- [Goal]: Copy every line in the records below that contains the word "mieszkania".

- [Raw records]:
------

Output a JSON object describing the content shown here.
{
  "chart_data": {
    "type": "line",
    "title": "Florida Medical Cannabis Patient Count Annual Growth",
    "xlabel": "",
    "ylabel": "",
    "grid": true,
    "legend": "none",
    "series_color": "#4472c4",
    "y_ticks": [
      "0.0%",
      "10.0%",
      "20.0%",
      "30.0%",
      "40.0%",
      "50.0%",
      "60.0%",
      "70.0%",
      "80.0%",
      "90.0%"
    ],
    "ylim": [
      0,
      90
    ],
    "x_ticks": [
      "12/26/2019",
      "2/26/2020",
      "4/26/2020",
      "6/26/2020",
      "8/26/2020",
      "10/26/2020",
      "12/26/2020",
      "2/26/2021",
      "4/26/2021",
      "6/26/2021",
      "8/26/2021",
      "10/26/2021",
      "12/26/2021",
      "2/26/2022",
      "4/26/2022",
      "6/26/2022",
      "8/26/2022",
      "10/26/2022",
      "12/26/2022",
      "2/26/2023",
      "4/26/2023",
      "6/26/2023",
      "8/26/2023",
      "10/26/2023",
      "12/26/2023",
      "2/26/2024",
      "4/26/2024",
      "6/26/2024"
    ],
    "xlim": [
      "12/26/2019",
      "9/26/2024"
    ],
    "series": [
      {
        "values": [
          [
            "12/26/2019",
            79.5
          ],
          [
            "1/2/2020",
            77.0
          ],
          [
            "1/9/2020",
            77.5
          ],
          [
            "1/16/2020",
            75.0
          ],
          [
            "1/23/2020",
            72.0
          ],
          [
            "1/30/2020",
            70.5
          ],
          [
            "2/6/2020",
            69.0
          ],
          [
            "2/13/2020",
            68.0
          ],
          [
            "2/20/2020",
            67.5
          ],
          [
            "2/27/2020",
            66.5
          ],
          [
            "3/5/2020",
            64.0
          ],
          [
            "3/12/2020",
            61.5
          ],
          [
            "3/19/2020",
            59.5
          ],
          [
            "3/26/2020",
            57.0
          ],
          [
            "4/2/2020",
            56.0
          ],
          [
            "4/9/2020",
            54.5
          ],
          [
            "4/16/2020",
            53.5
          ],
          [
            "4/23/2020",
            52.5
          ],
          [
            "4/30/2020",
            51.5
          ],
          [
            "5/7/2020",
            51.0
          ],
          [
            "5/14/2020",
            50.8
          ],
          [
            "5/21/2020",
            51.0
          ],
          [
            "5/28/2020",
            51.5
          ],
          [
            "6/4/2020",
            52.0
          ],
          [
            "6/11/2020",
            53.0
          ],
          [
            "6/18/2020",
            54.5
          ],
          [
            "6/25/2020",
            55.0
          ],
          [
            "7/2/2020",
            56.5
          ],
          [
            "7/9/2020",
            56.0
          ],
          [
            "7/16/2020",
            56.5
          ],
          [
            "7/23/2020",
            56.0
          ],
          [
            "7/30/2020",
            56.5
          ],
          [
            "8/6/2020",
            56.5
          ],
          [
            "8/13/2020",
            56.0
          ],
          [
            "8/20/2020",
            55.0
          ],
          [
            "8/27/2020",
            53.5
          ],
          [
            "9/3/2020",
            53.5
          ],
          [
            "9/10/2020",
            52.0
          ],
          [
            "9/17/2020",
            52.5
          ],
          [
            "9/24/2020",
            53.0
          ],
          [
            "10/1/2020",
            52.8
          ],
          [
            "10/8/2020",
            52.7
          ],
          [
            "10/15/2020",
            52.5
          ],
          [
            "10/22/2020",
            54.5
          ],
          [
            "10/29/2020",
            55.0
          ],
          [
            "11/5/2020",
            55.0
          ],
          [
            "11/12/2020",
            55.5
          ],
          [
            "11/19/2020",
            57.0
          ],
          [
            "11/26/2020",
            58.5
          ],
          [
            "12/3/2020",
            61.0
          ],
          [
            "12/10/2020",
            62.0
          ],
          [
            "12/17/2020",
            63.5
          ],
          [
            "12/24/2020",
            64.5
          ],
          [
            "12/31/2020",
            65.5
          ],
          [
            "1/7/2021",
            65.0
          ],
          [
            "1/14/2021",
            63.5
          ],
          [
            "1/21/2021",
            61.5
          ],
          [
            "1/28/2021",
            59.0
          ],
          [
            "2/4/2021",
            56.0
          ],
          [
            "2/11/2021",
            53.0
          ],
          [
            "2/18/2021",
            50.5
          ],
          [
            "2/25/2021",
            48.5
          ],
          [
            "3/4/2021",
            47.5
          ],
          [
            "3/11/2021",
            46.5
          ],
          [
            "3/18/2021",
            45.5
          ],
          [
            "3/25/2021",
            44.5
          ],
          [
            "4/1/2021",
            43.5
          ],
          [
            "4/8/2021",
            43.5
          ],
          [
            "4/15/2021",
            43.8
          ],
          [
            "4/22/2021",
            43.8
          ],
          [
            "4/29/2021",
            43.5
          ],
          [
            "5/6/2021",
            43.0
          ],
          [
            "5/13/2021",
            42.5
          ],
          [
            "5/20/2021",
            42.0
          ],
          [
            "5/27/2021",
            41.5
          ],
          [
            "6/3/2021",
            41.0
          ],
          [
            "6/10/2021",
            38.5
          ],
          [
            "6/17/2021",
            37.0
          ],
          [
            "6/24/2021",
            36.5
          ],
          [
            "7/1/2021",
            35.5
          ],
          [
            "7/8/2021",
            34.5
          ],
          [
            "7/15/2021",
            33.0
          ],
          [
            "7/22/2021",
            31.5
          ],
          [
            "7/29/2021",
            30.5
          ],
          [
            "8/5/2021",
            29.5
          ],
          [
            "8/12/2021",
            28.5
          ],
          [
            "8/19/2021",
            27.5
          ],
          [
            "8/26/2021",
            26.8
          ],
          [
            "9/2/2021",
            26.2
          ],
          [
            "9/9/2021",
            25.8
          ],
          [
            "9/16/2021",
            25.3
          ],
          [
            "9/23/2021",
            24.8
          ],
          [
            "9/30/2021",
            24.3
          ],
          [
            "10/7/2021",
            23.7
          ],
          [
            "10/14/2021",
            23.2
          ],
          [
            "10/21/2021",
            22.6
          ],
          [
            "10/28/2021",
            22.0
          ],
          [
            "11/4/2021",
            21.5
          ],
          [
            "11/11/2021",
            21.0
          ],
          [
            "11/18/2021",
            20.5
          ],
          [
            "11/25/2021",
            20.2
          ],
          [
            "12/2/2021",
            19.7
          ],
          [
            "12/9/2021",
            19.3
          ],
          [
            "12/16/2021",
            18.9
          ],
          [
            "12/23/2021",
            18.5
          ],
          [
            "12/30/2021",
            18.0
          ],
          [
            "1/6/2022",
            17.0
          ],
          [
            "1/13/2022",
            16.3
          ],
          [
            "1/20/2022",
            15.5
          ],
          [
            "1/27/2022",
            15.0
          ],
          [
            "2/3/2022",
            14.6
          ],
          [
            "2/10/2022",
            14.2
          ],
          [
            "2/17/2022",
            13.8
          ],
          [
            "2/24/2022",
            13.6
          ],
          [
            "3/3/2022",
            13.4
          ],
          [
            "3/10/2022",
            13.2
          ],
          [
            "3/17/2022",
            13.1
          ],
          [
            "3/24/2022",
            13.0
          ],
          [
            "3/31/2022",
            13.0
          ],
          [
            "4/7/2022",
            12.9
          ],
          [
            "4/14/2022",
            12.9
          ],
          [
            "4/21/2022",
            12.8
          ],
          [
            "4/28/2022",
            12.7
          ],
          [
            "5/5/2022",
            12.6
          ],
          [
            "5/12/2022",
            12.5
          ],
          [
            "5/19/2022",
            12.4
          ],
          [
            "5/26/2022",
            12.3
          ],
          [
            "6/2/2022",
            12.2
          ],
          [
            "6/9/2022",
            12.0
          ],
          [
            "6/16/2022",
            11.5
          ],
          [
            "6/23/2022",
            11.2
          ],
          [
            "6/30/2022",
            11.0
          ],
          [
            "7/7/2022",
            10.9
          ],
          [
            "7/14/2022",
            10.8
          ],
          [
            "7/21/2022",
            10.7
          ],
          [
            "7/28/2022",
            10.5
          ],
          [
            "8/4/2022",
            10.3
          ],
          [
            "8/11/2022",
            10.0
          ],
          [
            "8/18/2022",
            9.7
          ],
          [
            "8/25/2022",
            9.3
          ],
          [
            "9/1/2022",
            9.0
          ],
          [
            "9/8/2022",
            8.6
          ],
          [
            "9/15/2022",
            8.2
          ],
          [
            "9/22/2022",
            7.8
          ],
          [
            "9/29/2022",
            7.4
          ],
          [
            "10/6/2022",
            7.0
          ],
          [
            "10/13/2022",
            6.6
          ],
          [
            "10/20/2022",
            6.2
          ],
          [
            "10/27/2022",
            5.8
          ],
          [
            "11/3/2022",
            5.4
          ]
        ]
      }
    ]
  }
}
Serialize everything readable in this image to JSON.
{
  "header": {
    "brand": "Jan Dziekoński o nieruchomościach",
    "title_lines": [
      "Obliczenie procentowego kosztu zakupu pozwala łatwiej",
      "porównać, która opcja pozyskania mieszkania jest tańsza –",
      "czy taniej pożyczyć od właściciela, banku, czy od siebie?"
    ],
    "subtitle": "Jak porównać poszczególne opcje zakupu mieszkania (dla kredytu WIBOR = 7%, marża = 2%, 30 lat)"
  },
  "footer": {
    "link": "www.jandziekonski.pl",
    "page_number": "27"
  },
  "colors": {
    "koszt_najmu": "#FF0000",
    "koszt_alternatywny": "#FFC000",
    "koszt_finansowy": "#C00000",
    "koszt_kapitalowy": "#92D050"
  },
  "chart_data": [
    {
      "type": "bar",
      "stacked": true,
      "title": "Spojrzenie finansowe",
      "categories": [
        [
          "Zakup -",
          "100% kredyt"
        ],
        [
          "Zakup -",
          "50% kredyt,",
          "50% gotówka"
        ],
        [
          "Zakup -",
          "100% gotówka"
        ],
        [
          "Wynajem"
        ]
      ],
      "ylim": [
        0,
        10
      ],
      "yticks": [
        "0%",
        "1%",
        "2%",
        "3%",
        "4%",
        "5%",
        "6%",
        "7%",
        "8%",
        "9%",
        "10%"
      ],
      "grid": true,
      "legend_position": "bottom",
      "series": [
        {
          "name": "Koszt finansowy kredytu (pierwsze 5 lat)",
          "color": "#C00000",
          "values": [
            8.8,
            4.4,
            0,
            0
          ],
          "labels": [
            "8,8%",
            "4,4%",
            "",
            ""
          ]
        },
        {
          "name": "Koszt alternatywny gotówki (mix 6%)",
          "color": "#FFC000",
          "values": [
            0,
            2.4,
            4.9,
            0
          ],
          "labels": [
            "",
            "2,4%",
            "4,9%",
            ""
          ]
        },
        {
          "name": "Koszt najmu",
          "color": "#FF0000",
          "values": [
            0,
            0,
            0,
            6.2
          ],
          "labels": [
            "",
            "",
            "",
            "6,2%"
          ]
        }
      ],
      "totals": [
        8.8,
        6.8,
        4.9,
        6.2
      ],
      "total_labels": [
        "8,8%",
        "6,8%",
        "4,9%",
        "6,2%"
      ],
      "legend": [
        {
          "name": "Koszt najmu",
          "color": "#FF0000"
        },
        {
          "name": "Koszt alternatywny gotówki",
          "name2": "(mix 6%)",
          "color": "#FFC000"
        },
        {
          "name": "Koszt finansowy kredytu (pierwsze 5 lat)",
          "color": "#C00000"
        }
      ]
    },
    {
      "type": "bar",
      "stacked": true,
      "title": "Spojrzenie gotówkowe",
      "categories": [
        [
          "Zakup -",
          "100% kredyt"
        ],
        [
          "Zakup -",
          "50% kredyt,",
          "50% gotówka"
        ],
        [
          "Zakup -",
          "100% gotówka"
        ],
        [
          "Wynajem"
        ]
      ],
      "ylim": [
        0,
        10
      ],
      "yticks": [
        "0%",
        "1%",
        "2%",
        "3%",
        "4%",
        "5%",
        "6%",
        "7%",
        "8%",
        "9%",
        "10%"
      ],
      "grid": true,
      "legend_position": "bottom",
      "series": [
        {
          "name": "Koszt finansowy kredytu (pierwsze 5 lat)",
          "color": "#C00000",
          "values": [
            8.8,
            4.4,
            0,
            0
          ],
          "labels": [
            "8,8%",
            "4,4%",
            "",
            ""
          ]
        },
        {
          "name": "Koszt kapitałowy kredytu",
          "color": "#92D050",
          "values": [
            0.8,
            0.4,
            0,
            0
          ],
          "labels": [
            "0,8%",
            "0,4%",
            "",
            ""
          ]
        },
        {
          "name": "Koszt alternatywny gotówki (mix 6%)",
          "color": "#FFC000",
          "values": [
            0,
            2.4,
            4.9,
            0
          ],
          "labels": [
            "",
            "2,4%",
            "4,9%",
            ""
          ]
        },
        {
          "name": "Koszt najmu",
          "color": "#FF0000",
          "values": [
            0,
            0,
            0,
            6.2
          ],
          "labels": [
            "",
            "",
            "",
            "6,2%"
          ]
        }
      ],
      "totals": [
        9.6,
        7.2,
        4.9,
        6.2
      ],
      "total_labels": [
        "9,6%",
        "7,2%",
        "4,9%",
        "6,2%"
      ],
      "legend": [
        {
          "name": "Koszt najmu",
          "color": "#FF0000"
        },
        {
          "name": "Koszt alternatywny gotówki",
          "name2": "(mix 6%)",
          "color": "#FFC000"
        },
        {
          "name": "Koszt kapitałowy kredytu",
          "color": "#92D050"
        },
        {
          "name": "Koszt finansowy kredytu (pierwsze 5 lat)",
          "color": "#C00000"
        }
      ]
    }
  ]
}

------

- [Complete response]:
      "porównać, która opcja pozyskania mieszkania jest tańsza –",
    "subtitle": "Jak porównać poszczególne opcje zakupu mieszkania (dla kredytu WIBOR = 7%, marża = 2%, 30 lat)"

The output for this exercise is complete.